Repeat the lines below word for word, from the first line through the line containing "341, 643, 355]", including both.

** START OF DATA FOR PROCESSING **

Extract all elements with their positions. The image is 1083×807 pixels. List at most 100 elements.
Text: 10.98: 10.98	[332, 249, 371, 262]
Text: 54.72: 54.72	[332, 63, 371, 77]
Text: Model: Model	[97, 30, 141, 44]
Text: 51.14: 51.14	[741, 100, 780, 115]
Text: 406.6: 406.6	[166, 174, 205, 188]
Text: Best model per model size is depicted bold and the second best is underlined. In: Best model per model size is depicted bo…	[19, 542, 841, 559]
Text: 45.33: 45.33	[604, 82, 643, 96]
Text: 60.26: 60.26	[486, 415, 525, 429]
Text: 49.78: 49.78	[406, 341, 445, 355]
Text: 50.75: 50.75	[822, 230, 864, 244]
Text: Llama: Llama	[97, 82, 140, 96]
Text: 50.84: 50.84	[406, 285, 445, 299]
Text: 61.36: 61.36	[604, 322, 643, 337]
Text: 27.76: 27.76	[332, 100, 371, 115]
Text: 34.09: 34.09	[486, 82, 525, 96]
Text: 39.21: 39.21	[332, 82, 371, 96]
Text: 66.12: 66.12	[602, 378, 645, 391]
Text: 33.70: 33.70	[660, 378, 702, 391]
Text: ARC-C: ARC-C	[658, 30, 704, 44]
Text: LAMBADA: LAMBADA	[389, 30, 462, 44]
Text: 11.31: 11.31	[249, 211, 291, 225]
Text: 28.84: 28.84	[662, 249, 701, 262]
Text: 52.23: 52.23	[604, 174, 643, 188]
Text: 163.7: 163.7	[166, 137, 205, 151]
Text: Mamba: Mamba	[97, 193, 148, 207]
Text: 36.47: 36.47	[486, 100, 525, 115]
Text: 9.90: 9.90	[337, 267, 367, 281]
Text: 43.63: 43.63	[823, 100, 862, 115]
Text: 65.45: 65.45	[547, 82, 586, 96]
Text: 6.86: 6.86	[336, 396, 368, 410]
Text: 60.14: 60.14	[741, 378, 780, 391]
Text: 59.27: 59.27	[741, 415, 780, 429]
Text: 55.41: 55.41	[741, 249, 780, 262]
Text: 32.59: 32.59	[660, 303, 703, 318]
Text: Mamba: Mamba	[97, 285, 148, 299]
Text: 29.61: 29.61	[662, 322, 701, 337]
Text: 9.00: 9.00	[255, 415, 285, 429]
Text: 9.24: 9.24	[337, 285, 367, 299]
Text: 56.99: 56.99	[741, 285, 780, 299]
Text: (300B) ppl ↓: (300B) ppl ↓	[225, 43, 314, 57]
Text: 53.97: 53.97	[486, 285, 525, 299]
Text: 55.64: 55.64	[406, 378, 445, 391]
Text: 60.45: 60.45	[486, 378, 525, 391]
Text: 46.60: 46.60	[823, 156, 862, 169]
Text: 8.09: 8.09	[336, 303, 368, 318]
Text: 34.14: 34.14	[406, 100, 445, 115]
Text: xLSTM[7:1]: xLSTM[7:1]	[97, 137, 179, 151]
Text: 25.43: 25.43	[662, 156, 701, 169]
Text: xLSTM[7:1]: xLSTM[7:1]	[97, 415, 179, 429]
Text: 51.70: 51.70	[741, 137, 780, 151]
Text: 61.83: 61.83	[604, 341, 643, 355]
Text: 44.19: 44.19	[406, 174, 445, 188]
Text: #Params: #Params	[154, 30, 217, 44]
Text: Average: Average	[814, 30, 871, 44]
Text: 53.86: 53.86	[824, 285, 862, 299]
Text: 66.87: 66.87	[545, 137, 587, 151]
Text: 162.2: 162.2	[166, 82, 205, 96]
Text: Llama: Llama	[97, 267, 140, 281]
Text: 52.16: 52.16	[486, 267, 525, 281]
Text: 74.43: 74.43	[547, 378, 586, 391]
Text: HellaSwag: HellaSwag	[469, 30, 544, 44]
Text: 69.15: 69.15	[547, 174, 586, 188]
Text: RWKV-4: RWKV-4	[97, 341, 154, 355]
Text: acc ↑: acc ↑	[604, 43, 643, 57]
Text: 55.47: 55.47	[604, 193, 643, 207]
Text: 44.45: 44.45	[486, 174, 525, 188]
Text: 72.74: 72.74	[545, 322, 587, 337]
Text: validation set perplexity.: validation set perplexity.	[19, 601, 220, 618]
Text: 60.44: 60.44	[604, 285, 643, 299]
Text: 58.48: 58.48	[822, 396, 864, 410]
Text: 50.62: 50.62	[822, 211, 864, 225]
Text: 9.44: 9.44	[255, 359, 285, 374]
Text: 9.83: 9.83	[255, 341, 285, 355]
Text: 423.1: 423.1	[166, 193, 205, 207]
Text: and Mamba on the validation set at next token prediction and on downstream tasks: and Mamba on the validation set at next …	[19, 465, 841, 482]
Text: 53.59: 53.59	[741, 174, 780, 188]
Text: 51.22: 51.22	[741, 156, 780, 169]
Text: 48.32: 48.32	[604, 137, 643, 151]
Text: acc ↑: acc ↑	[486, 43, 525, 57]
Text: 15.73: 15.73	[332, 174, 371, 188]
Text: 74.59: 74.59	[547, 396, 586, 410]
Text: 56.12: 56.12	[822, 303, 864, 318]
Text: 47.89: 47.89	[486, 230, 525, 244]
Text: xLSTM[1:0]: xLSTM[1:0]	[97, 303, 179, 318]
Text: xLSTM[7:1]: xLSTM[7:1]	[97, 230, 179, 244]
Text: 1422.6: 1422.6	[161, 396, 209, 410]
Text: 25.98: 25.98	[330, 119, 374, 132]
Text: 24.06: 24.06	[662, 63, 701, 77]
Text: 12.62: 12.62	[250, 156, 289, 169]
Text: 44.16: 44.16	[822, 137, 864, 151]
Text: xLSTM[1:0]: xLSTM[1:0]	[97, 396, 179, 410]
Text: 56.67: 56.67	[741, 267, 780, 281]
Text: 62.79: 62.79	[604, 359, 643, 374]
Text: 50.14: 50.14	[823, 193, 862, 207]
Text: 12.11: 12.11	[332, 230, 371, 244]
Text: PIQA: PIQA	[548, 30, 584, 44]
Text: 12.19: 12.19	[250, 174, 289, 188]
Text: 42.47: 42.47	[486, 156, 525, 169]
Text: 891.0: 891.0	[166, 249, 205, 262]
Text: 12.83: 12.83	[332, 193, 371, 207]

** END OF DATA FOR PROCESSING **

◆ **TASK OUTPUT**:
Extract all elements with their positions. The image is 1083×807 pixels. List at most 100 elements.
Text: 10.98: 10.98	[332, 249, 371, 262]
Text: 54.72: 54.72	[332, 63, 371, 77]
Text: Model: Model	[97, 30, 141, 44]
Text: 51.14: 51.14	[741, 100, 780, 115]
Text: 406.6: 406.6	[166, 174, 205, 188]
Text: Best model per model size is depicted bold and the second best is underlined. In: Best model per model size is depicted bo…	[19, 542, 841, 559]
Text: 45.33: 45.33	[604, 82, 643, 96]
Text: 60.26: 60.26	[486, 415, 525, 429]
Text: 49.78: 49.78	[406, 341, 445, 355]
Text: 50.75: 50.75	[822, 230, 864, 244]
Text: Llama: Llama	[97, 82, 140, 96]
Text: 50.84: 50.84	[406, 285, 445, 299]
Text: 61.36: 61.36	[604, 322, 643, 337]
Text: 27.76: 27.76	[332, 100, 371, 115]
Text: 34.09: 34.09	[486, 82, 525, 96]
Text: 39.21: 39.21	[332, 82, 371, 96]
Text: 66.12: 66.12	[602, 378, 645, 391]
Text: 33.70: 33.70	[660, 378, 702, 391]
Text: ARC-C: ARC-C	[658, 30, 704, 44]
Text: LAMBADA: LAMBADA	[389, 30, 462, 44]
Text: 11.31: 11.31	[249, 211, 291, 225]
Text: 28.84: 28.84	[662, 249, 701, 262]
Text: 52.23: 52.23	[604, 174, 643, 188]
Text: 163.7: 163.7	[166, 137, 205, 151]
Text: Mamba: Mamba	[97, 193, 148, 207]
Text: 36.47: 36.47	[486, 100, 525, 115]
Text: 9.90: 9.90	[337, 267, 367, 281]
Text: 43.63: 43.63	[823, 100, 862, 115]
Text: 65.45: 65.45	[547, 82, 586, 96]
Text: 6.86: 6.86	[336, 396, 368, 410]
Text: 60.14: 60.14	[741, 378, 780, 391]
Text: 59.27: 59.27	[741, 415, 780, 429]
Text: 55.41: 55.41	[741, 249, 780, 262]
Text: 32.59: 32.59	[660, 303, 703, 318]
Text: Mamba: Mamba	[97, 285, 148, 299]
Text: 29.61: 29.61	[662, 322, 701, 337]
Text: 9.00: 9.00	[255, 415, 285, 429]
Text: 9.24: 9.24	[337, 285, 367, 299]
Text: 56.99: 56.99	[741, 285, 780, 299]
Text: (300B) ppl ↓: (300B) ppl ↓	[225, 43, 314, 57]
Text: 53.97: 53.97	[486, 285, 525, 299]
Text: 55.64: 55.64	[406, 378, 445, 391]
Text: 60.45: 60.45	[486, 378, 525, 391]
Text: 46.60: 46.60	[823, 156, 862, 169]
Text: 8.09: 8.09	[336, 303, 368, 318]
Text: 34.14: 34.14	[406, 100, 445, 115]
Text: xLSTM[7:1]: xLSTM[7:1]	[97, 137, 179, 151]
Text: 25.43: 25.43	[662, 156, 701, 169]
Text: xLSTM[7:1]: xLSTM[7:1]	[97, 415, 179, 429]
Text: 51.70: 51.70	[741, 137, 780, 151]
Text: 61.83: 61.83	[604, 341, 643, 355]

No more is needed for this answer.